▶ **Written exercise**: Print out the entries below with no edits.
====================
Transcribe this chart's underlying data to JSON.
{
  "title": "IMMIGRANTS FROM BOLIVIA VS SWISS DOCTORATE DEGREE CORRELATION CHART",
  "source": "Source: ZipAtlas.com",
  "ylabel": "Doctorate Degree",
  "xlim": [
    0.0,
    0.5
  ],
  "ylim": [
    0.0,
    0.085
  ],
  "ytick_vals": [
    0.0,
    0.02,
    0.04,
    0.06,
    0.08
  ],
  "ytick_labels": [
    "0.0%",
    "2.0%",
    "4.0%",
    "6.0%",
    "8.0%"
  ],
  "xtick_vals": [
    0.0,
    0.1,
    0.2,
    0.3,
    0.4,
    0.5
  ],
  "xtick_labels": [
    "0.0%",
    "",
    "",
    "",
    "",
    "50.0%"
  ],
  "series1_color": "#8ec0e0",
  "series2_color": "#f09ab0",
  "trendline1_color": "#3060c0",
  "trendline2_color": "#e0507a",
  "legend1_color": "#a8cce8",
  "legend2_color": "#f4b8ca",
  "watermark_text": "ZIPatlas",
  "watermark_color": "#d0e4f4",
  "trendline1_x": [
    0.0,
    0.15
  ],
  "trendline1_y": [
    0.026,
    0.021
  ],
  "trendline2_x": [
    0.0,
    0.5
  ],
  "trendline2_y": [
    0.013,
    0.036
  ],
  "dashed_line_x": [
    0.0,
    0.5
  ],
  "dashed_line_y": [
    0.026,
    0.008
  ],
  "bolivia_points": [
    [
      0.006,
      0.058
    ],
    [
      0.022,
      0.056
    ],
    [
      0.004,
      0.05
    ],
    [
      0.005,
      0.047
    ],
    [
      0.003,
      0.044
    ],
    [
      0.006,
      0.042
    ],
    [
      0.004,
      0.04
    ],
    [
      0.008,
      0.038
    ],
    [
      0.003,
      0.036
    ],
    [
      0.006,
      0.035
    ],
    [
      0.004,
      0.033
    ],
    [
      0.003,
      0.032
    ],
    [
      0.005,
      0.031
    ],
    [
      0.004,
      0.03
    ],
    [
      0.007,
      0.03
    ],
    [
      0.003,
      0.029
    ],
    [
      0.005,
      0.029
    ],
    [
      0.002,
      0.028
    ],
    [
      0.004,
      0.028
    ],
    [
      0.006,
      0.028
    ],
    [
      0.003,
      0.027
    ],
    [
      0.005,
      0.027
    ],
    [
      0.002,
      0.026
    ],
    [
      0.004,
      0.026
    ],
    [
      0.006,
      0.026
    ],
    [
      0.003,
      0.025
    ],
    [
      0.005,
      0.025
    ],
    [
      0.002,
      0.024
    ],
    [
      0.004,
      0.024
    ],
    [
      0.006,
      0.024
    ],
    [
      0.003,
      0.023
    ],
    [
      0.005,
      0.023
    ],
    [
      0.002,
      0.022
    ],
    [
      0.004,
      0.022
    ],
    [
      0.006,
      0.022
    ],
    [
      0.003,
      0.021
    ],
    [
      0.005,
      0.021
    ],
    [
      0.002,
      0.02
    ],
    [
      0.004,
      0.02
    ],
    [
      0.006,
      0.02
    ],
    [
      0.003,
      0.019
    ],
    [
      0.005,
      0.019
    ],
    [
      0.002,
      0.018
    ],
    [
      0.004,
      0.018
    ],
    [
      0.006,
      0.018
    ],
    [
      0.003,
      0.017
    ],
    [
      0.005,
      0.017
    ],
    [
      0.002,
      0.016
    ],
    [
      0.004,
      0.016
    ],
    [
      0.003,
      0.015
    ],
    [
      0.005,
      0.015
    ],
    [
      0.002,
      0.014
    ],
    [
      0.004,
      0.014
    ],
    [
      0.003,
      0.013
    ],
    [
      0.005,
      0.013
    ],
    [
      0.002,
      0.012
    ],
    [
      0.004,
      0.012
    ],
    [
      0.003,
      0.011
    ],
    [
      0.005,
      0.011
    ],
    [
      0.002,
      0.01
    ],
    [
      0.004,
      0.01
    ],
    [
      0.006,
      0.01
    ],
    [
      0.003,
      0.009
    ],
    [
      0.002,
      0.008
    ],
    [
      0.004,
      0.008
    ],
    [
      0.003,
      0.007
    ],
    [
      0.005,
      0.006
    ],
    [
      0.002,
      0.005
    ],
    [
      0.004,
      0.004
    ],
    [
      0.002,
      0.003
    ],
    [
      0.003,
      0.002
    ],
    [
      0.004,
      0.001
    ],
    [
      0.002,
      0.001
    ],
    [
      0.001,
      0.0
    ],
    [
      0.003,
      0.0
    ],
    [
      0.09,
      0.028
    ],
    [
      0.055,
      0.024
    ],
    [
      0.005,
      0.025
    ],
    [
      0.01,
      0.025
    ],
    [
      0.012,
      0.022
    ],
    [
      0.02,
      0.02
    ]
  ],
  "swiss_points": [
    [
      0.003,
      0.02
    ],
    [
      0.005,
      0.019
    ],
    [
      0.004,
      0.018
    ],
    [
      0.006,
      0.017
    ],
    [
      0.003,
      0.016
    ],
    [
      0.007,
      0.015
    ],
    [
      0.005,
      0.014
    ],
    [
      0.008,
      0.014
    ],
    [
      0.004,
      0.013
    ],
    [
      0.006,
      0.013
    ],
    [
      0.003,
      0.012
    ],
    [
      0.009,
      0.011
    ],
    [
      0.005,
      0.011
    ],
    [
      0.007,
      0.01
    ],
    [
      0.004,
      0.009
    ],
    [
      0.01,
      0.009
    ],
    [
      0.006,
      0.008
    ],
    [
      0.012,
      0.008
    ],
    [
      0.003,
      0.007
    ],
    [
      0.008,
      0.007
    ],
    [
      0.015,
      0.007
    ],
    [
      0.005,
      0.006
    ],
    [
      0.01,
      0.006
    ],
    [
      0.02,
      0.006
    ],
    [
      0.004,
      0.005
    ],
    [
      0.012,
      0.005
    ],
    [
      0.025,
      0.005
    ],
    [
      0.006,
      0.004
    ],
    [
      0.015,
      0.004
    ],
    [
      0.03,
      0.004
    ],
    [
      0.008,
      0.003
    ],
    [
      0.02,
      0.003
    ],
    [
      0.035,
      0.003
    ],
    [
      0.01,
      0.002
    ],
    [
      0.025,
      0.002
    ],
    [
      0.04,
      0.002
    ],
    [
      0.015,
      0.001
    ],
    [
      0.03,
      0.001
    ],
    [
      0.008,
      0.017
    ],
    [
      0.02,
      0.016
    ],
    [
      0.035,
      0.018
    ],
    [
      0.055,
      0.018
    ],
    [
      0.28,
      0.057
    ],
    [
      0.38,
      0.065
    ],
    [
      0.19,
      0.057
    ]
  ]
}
====================
▶ **Completed exercise**:
Transcribe this chart's underlying data to JSON.
{
  "title": "IMMIGRANTS FROM BOLIVIA VS SWISS DOCTORATE DEGREE CORRELATION CHART",
  "source": "Source: ZipAtlas.com",
  "ylabel": "Doctorate Degree",
  "xlim": [
    0.0,
    0.5
  ],
  "ylim": [
    0.0,
    0.085
  ],
  "ytick_vals": [
    0.0,
    0.02,
    0.04,
    0.06,
    0.08
  ],
  "ytick_labels": [
    "0.0%",
    "2.0%",
    "4.0%",
    "6.0%",
    "8.0%"
  ],
  "xtick_vals": [
    0.0,
    0.1,
    0.2,
    0.3,
    0.4,
    0.5
  ],
  "xtick_labels": [
    "0.0%",
    "",
    "",
    "",
    "",
    "50.0%"
  ],
  "series1_color": "#8ec0e0",
  "series2_color": "#f09ab0",
  "trendline1_color": "#3060c0",
  "trendline2_color": "#e0507a",
  "legend1_color": "#a8cce8",
  "legend2_color": "#f4b8ca",
  "watermark_text": "ZIPatlas",
  "watermark_color": "#d0e4f4",
  "trendline1_x": [
    0.0,
    0.15
  ],
  "trendline1_y": [
    0.026,
    0.021
  ],
  "trendline2_x": [
    0.0,
    0.5
  ],
  "trendline2_y": [
    0.013,
    0.036
  ],
  "dashed_line_x": [
    0.0,
    0.5
  ],
  "dashed_line_y": [
    0.026,
    0.008
  ],
  "bolivia_points": [
    [
      0.006,
      0.058
    ],
    [
      0.022,
      0.056
    ],
    [
      0.004,
      0.05
    ],
    [
      0.005,
      0.047
    ],
    [
      0.003,
      0.044
    ],
    [
      0.006,
      0.042
    ],
    [
      0.004,
      0.04
    ],
    [
      0.008,
      0.038
    ],
    [
      0.003,
      0.036
    ],
    [
      0.006,
      0.035
    ],
    [
      0.004,
      0.033
    ],
    [
      0.003,
      0.032
    ],
    [
      0.005,
      0.031
    ],
    [
      0.004,
      0.03
    ],
    [
      0.007,
      0.03
    ],
    [
      0.003,
      0.029
    ],
    [
      0.005,
      0.029
    ],
    [
      0.002,
      0.028
    ],
    [
      0.004,
      0.028
    ],
    [
      0.006,
      0.028
    ],
    [
      0.003,
      0.027
    ],
    [
      0.005,
      0.027
    ],
    [
      0.002,
      0.026
    ],
    [
      0.004,
      0.026
    ],
    [
      0.006,
      0.026
    ],
    [
      0.003,
      0.025
    ],
    [
      0.005,
      0.025
    ],
    [
      0.002,
      0.024
    ],
    [
      0.004,
      0.024
    ],
    [
      0.006,
      0.024
    ],
    [
      0.003,
      0.023
    ],
    [
      0.005,
      0.023
    ],
    [
      0.002,
      0.022
    ],
    [
      0.004,
      0.022
    ],
    [
      0.006,
      0.022
    ],
    [
      0.003,
      0.021
    ],
    [
      0.005,
      0.021
    ],
    [
      0.002,
      0.02
    ],
    [
      0.004,
      0.02
    ],
    [
      0.006,
      0.02
    ],
    [
      0.003,
      0.019
    ],
    [
      0.005,
      0.019
    ],
    [
      0.002,
      0.018
    ],
    [
      0.004,
      0.018
    ],
    [
      0.006,
      0.018
    ],
    [
      0.003,
      0.017
    ],
    [
      0.005,
      0.017
    ],
    [
      0.002,
      0.016
    ],
    [
      0.004,
      0.016
    ],
    [
      0.003,
      0.015
    ],
    [
      0.005,
      0.015
    ],
    [
      0.002,
      0.014
    ],
    [
      0.004,
      0.014
    ],
    [
      0.003,
      0.013
    ],
    [
      0.005,
      0.013
    ],
    [
      0.002,
      0.012
    ],
    [
      0.004,
      0.012
    ],
    [
      0.003,
      0.011
    ],
    [
      0.005,
      0.011
    ],
    [
      0.002,
      0.01
    ],
    [
      0.004,
      0.01
    ],
    [
      0.006,
      0.01
    ],
    [
      0.003,
      0.009
    ],
    [
      0.002,
      0.008
    ],
    [
      0.004,
      0.008
    ],
    [
      0.003,
      0.007
    ],
    [
      0.005,
      0.006
    ],
    [
      0.002,
      0.005
    ],
    [
      0.004,
      0.004
    ],
    [
      0.002,
      0.003
    ],
    [
      0.003,
      0.002
    ],
    [
      0.004,
      0.001
    ],
    [
      0.002,
      0.001
    ],
    [
      0.001,
      0.0
    ],
    [
      0.003,
      0.0
    ],
    [
      0.09,
      0.028
    ],
    [
      0.055,
      0.024
    ],
    [
      0.005,
      0.025
    ],
    [
      0.01,
      0.025
    ],
    [
      0.012,
      0.022
    ],
    [
      0.02,
      0.02
    ]
  ],
  "swiss_points": [
    [
      0.003,
      0.02
    ],
    [
      0.005,
      0.019
    ],
    [
      0.004,
      0.018
    ],
    [
      0.006,
      0.017
    ],
    [
      0.003,
      0.016
    ],
    [
      0.007,
      0.015
    ],
    [
      0.005,
      0.014
    ],
    [
      0.008,
      0.014
    ],
    [
      0.004,
      0.013
    ],
    [
      0.006,
      0.013
    ],
    [
      0.003,
      0.012
    ],
    [
      0.009,
      0.011
    ],
    [
      0.005,
      0.011
    ],
    [
      0.007,
      0.01
    ],
    [
      0.004,
      0.009
    ],
    [
      0.01,
      0.009
    ],
    [
      0.006,
      0.008
    ],
    [
      0.012,
      0.008
    ],
    [
      0.003,
      0.007
    ],
    [
      0.008,
      0.007
    ],
    [
      0.015,
      0.007
    ],
    [
      0.005,
      0.006
    ],
    [
      0.01,
      0.006
    ],
    [
      0.02,
      0.006
    ],
    [
      0.004,
      0.005
    ],
    [
      0.012,
      0.005
    ],
    [
      0.025,
      0.005
    ],
    [
      0.006,
      0.004
    ],
    [
      0.015,
      0.004
    ],
    [
      0.03,
      0.004
    ],
    [
      0.008,
      0.003
    ],
    [
      0.02,
      0.003
    ],
    [
      0.035,
      0.003
    ],
    [
      0.01,
      0.002
    ],
    [
      0.025,
      0.002
    ],
    [
      0.04,
      0.002
    ],
    [
      0.015,
      0.001
    ],
    [
      0.03,
      0.001
    ],
    [
      0.008,
      0.017
    ],
    [
      0.02,
      0.016
    ],
    [
      0.035,
      0.018
    ],
    [
      0.055,
      0.018
    ],
    [
      0.28,
      0.057
    ],
    [
      0.38,
      0.065
    ],
    [
      0.19,
      0.057
    ]
  ]
}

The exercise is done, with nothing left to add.